→ Stored dataset items:
=== Section Start ===

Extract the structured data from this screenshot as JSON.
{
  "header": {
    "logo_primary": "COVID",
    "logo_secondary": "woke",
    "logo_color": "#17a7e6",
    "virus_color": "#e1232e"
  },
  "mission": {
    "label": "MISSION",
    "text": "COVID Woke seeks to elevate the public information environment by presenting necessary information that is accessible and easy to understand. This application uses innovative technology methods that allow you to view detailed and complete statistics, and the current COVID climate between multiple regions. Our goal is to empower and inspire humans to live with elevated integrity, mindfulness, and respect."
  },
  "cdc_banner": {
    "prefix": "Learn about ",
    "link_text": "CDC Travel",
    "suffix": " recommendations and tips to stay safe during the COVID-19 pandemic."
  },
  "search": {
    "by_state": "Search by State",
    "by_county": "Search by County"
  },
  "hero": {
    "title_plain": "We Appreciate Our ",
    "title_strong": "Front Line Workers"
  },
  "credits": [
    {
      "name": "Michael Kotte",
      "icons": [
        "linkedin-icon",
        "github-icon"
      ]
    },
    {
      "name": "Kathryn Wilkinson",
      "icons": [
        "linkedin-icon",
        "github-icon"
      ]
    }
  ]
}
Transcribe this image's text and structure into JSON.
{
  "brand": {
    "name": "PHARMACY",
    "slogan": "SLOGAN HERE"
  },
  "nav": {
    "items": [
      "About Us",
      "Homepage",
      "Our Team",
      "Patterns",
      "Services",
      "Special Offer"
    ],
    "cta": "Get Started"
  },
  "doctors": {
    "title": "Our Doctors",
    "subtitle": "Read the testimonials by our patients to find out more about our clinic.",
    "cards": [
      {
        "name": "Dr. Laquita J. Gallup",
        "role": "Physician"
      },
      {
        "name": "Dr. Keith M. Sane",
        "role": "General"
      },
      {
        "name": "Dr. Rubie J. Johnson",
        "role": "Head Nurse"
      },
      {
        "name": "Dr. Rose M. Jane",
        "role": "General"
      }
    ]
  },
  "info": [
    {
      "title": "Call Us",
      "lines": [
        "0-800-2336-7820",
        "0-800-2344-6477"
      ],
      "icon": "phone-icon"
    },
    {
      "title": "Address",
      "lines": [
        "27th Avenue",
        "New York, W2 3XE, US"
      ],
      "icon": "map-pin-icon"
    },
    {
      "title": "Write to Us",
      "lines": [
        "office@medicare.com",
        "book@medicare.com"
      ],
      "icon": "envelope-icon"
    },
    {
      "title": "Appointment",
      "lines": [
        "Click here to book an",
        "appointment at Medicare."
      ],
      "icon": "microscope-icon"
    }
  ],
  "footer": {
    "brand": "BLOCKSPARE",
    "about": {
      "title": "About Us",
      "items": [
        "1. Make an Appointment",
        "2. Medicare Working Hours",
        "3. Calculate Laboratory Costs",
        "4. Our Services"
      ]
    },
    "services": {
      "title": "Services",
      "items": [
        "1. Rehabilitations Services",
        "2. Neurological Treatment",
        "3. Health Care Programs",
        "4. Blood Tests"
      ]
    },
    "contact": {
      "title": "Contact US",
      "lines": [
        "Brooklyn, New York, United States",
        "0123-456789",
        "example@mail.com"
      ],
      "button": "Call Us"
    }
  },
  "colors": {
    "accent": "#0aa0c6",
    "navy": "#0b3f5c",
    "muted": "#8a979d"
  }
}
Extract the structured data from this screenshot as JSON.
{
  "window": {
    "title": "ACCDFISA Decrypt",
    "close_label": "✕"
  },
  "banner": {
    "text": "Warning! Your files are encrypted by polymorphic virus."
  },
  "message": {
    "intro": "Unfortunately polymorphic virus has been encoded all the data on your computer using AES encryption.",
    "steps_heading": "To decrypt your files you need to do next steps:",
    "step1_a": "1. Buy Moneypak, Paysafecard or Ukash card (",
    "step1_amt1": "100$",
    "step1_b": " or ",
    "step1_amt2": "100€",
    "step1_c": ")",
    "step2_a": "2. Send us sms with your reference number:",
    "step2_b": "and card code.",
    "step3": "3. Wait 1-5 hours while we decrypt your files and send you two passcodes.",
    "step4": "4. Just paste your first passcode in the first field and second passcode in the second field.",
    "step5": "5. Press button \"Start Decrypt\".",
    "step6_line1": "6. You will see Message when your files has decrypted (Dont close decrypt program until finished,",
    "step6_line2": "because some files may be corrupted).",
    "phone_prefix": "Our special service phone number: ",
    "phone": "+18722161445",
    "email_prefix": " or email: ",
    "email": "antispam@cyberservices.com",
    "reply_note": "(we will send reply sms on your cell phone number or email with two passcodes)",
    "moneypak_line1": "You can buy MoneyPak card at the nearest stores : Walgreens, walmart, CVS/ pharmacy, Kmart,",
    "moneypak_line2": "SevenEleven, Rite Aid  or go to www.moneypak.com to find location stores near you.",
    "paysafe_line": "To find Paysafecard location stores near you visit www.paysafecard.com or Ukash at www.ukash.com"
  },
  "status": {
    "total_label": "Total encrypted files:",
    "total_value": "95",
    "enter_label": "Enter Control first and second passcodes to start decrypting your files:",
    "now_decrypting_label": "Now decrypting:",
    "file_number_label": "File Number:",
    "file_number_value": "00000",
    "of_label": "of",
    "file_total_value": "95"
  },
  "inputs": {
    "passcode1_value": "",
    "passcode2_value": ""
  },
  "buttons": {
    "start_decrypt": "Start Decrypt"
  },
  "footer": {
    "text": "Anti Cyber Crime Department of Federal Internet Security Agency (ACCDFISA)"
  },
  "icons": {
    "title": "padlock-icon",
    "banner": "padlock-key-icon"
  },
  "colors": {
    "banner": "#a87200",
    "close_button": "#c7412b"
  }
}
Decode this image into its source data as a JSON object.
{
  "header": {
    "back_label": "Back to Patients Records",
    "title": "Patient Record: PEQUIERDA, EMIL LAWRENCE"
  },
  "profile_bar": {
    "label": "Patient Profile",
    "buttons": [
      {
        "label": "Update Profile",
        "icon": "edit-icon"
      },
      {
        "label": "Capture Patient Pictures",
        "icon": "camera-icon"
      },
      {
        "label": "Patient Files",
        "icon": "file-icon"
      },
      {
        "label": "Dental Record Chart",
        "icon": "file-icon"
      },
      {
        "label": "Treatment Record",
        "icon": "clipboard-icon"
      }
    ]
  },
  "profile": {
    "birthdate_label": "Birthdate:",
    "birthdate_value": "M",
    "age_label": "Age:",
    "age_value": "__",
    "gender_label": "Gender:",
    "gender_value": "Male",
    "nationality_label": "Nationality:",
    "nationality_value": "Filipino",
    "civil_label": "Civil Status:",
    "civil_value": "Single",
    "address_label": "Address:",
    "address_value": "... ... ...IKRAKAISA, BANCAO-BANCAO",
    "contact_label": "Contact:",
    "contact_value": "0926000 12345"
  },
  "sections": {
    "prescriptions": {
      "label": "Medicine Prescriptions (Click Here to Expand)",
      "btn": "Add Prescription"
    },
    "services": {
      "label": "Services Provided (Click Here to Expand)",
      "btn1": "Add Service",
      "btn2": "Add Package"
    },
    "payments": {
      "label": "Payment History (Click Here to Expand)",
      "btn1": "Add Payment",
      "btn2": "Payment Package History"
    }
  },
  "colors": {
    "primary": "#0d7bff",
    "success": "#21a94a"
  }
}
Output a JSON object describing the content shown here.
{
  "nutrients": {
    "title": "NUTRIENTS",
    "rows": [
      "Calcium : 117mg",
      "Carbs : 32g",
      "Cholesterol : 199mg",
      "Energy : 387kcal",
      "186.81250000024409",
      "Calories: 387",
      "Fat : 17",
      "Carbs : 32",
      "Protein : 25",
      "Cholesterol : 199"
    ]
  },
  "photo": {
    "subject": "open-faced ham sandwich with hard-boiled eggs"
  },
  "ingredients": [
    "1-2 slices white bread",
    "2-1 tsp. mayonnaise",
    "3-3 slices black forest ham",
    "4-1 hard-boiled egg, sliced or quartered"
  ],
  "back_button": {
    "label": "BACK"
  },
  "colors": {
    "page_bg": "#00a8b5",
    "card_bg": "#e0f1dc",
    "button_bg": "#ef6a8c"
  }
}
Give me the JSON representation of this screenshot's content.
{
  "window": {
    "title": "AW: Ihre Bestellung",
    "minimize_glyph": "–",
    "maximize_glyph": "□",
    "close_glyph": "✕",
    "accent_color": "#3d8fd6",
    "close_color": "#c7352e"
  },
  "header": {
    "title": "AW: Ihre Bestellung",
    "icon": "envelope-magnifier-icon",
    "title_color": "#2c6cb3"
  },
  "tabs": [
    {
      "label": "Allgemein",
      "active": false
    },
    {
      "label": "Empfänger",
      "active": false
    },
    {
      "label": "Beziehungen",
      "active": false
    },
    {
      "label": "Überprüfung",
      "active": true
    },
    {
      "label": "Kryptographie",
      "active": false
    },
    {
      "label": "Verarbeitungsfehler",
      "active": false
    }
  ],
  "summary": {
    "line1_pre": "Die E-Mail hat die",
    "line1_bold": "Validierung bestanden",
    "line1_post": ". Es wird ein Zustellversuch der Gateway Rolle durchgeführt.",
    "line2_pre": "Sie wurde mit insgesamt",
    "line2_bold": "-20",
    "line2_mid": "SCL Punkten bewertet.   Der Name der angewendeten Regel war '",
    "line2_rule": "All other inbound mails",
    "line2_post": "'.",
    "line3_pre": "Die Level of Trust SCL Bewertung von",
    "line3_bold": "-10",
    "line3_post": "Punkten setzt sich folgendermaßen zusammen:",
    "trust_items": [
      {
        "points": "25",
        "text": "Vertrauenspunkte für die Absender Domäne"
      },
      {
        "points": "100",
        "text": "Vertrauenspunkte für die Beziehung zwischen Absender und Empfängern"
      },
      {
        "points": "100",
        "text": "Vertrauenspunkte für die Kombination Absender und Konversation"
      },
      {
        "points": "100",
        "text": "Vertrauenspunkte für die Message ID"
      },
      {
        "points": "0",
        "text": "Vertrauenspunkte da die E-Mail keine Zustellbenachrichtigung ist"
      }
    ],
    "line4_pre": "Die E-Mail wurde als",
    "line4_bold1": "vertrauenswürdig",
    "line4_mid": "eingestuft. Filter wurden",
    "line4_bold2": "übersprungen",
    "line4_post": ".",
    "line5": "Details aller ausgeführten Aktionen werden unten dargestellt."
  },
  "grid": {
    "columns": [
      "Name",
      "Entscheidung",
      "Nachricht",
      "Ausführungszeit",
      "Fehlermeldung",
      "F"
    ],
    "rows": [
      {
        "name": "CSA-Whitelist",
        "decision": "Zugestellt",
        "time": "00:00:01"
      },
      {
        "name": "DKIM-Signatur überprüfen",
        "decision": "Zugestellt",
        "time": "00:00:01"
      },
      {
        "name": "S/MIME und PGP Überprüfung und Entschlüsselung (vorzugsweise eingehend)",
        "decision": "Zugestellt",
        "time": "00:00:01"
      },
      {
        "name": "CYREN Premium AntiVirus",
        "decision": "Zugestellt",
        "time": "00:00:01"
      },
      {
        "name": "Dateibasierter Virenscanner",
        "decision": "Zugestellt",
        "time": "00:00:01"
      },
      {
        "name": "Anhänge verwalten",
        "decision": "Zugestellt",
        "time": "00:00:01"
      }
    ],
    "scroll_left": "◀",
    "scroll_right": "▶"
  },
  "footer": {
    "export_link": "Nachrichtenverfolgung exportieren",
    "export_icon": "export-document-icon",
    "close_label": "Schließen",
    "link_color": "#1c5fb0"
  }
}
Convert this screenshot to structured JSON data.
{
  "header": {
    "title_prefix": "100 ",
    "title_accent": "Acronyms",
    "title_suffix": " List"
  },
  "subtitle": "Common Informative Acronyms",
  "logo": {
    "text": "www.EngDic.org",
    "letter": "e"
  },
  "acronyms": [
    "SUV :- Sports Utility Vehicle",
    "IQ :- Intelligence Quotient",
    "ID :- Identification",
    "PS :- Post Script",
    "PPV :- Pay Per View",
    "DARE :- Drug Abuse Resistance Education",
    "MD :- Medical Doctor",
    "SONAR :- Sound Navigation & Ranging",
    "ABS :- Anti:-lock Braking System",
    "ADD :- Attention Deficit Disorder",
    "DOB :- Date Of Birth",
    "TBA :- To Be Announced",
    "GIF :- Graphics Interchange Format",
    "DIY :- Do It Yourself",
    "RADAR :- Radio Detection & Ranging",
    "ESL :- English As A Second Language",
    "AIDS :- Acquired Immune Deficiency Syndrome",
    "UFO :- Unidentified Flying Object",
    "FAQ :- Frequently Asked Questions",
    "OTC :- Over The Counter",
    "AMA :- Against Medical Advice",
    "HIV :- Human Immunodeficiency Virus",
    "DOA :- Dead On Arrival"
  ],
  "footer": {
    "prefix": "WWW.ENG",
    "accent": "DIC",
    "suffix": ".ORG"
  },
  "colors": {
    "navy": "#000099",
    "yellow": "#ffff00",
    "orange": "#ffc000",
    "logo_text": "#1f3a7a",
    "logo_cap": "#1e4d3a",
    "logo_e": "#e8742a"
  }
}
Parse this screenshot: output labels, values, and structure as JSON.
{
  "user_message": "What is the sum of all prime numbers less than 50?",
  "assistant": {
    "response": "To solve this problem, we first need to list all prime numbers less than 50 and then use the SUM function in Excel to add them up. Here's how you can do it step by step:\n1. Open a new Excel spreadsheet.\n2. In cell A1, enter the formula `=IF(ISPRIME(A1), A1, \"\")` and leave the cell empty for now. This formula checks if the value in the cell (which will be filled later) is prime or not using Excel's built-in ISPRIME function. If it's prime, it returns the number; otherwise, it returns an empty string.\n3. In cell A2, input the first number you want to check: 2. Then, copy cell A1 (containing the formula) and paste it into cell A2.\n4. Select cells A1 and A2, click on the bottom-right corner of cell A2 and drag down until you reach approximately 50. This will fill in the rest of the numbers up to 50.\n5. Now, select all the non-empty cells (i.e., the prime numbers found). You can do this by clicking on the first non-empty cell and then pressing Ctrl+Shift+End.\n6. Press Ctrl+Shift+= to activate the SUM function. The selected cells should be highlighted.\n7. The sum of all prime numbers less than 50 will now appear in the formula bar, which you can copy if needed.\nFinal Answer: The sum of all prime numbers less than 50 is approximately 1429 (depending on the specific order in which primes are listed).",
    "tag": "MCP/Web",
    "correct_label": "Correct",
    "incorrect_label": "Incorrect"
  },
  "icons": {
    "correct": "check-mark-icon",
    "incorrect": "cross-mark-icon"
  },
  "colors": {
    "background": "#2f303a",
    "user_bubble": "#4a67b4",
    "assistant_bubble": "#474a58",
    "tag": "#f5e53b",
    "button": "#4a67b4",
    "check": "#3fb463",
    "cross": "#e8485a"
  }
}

=== Section End ===

Give the number of lines in the entries above that include the string "numbers". No other output is expected.

→ Problem solution: 2